──────── Entries supplied ────────

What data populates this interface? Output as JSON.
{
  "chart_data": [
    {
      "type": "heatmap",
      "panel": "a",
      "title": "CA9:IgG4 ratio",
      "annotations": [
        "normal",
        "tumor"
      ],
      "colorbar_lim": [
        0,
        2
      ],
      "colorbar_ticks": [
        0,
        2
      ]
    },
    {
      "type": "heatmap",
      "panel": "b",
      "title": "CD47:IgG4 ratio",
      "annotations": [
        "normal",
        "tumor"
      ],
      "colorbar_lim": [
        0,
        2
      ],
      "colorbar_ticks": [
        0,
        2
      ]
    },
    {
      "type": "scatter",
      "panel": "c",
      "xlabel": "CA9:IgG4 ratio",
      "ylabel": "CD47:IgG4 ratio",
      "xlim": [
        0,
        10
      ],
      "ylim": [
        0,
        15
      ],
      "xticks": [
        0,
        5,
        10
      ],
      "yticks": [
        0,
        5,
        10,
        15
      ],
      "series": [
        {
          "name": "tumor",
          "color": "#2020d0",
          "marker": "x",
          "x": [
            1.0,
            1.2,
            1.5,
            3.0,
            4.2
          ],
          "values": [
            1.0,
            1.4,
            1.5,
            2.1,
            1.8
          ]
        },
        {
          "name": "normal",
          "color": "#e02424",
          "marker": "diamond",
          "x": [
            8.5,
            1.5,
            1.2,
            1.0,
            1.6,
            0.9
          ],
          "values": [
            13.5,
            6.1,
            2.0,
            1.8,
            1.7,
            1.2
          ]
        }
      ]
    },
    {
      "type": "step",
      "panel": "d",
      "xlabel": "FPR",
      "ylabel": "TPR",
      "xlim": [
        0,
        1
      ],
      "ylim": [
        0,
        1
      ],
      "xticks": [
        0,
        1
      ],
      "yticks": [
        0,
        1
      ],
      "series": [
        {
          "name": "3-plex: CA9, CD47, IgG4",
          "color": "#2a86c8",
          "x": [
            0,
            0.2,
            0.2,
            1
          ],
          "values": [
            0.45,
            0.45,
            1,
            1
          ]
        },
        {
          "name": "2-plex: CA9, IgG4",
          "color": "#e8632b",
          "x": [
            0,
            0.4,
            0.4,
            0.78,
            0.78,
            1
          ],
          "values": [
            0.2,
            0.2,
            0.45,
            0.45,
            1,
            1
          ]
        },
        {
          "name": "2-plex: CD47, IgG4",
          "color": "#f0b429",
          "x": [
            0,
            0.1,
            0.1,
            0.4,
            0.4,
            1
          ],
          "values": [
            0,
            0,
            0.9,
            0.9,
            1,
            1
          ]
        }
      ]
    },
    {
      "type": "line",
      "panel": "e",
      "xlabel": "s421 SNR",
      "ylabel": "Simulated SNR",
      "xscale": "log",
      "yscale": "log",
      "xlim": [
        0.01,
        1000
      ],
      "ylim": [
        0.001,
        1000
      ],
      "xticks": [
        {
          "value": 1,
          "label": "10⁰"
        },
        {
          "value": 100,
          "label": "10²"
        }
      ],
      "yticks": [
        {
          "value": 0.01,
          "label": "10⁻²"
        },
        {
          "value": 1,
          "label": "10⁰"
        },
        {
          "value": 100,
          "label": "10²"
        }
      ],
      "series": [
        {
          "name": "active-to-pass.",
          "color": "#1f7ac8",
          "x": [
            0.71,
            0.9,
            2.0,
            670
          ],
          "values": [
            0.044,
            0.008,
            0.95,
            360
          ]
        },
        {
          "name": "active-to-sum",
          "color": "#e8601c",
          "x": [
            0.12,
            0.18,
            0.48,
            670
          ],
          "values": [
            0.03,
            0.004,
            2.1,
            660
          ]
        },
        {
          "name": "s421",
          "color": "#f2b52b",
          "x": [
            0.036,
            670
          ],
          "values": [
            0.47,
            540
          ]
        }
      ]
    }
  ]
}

────────

• _Description of the task_
Return each line above where the word "xlabel" shows up.

• _Output of the exercise_
      "xlabel": "CA9:IgG4 ratio",
      "xlabel": "FPR",
      "xlabel": "s421 SNR",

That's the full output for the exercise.